**Requisiti dell'esercizio**
Riscrivi parola per parola tutto ciò che va dall'inizio dei dati fino alla riga che contiene "The second celestial", compresa.

**Dati dell'esercizio**
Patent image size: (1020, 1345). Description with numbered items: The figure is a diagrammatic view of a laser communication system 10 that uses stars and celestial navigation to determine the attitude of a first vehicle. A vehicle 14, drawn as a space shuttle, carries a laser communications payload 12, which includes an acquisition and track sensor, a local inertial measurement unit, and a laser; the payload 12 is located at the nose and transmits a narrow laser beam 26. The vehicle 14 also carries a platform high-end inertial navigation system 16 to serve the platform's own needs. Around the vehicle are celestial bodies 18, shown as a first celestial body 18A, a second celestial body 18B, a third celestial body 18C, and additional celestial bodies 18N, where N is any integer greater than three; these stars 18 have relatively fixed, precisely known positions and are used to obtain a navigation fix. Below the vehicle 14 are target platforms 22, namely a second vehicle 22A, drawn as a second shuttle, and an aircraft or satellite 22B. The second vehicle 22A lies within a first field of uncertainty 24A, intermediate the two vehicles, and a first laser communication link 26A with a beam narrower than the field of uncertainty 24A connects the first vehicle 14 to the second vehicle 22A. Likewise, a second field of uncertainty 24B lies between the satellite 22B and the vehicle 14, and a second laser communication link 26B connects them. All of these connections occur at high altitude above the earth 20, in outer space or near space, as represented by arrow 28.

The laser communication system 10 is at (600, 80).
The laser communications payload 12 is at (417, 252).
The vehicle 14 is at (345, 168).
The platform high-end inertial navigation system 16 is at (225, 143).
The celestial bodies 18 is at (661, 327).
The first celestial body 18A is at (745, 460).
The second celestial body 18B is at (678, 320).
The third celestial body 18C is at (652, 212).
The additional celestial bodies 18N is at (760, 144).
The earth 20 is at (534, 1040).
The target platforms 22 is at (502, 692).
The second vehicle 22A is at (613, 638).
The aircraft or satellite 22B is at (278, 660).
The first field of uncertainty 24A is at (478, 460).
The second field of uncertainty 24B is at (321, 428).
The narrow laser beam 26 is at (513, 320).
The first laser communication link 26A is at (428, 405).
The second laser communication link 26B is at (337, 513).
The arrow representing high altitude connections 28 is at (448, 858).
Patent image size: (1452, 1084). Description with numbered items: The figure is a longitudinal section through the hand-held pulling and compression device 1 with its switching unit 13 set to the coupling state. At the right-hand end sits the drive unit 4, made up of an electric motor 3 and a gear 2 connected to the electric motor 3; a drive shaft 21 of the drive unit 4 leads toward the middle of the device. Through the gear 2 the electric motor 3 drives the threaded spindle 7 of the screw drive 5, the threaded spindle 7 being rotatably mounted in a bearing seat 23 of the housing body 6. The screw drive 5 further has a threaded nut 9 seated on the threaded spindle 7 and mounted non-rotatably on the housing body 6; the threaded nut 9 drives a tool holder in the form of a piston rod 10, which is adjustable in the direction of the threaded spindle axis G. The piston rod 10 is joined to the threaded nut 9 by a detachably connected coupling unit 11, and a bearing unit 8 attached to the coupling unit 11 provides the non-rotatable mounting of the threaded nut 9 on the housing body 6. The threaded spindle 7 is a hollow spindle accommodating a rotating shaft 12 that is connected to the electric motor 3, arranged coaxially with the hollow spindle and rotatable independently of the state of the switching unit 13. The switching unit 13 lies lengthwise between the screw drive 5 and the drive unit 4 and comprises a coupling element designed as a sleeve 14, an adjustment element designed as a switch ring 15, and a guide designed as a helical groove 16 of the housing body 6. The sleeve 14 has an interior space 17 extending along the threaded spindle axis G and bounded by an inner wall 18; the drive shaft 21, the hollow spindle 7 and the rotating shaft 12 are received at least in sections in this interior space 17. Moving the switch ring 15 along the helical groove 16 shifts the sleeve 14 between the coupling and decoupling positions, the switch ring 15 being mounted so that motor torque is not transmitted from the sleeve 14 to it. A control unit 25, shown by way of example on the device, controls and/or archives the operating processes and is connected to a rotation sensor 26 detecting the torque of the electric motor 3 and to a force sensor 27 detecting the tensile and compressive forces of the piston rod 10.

**Risposta**
Patent image size: (1020, 1345). Description with numbered items: The figure is a diagrammatic view of a laser communication system 10 that uses stars and celestial navigation to determine the attitude of a first vehicle. A vehicle 14, drawn as a space shuttle, carries a laser communications payload 12, which includes an acquisition and track sensor, a local inertial measurement unit, and a laser; the payload 12 is located at the nose and transmits a narrow laser beam 26. The vehicle 14 also carries a platform high-end inertial navigation system 16 to serve the platform's own needs. Around the vehicle are celestial bodies 18, shown as a first celestial body 18A, a second celestial body 18B, a third celestial body 18C, and additional celestial bodies 18N, where N is any integer greater than three; these stars 18 have relatively fixed, precisely known positions and are used to obtain a navigation fix. Below the vehicle 14 are target platforms 22, namely a second vehicle 22A, drawn as a second shuttle, and an aircraft or satellite 22B. The second vehicle 22A lies within a first field of uncertainty 24A, intermediate the two vehicles, and a first laser communication link 26A with a beam narrower than the field of uncertainty 24A connects the first vehicle 14 to the second vehicle 22A. Likewise, a second field of uncertainty 24B lies between the satellite 22B and the vehicle 14, and a second laser communication link 26B connects them. All of these connections occur at high altitude above the earth 20, in outer space or near space, as represented by arrow 28.

The laser communication system 10 is at (600, 80).
The laser communications payload 12 is at (417, 252).
The vehicle 14 is at (345, 168).
The platform high-end inertial navigation system 16 is at (225, 143).
The celestial bodies 18 is at (661, 327).
The first celestial body 18A is at (745, 460).
The second celestial body 18B is at (678, 320).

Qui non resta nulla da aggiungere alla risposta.